Saved entries:
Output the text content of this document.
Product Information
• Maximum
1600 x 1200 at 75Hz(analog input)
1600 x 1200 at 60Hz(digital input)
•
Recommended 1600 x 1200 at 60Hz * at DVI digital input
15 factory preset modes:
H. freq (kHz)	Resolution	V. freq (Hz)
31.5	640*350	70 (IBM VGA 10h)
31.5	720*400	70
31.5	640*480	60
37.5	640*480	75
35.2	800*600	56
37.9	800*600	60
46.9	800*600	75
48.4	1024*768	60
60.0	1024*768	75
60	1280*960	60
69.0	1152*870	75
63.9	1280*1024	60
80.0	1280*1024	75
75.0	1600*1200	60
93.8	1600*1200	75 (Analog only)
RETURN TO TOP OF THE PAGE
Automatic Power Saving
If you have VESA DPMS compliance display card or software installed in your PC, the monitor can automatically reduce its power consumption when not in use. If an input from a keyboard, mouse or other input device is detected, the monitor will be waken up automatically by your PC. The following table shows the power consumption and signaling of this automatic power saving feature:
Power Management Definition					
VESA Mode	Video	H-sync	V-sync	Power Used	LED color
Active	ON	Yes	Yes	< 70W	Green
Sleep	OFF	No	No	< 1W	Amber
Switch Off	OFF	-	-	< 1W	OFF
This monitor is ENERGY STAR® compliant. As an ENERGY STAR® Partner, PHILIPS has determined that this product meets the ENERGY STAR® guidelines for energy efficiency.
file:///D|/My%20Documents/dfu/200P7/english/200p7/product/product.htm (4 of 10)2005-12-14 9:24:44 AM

Task details: Write out the entries above word for word.

Solution for this task:
Output the text content of this document.
Product Information
• Maximum
1600 x 1200 at 75Hz(analog input)
1600 x 1200 at 60Hz(digital input)
•
Recommended 1600 x 1200 at 60Hz * at DVI digital input
15 factory preset modes:
H. freq (kHz)	Resolution	V. freq (Hz)
31.5	640*350	70 (IBM VGA 10h)
31.5	720*400	70
31.5	640*480	60
37.5	640*480	75
35.2	800*600	56
37.9	800*600	60
46.9	800*600	75
48.4	1024*768	60
60.0	1024*768	75
60	1280*960	60
69.0	1152*870	75
63.9	1280*1024	60
80.0	1280*1024	75
75.0	1600*1200	60
93.8	1600*1200	75 (Analog only)
RETURN TO TOP OF THE PAGE
Automatic Power Saving
If you have VESA DPMS compliance display card or software installed in your PC, the monitor can automatically reduce its power consumption when not in use. If an input from a keyboard, mouse or other input device is detected, the monitor will be waken up automatically by your PC. The following table shows the power consumption and signaling of this automatic power saving feature:
Power Management Definition					
VESA Mode	Video	H-sync	V-sync	Power Used	LED color
Active	ON	Yes	Yes	< 70W	Green
Sleep	OFF	No	No	< 1W	Amber
Switch Off	OFF	-	-	< 1W	OFF
This monitor is ENERGY STAR® compliant. As an ENERGY STAR® Partner, PHILIPS has determined that this product meets the ENERGY STAR® guidelines for energy efficiency.
file:///D|/My%20Documents/dfu/200P7/english/200p7/product/product.htm (4 of 10)2005-12-14 9:24:44 AM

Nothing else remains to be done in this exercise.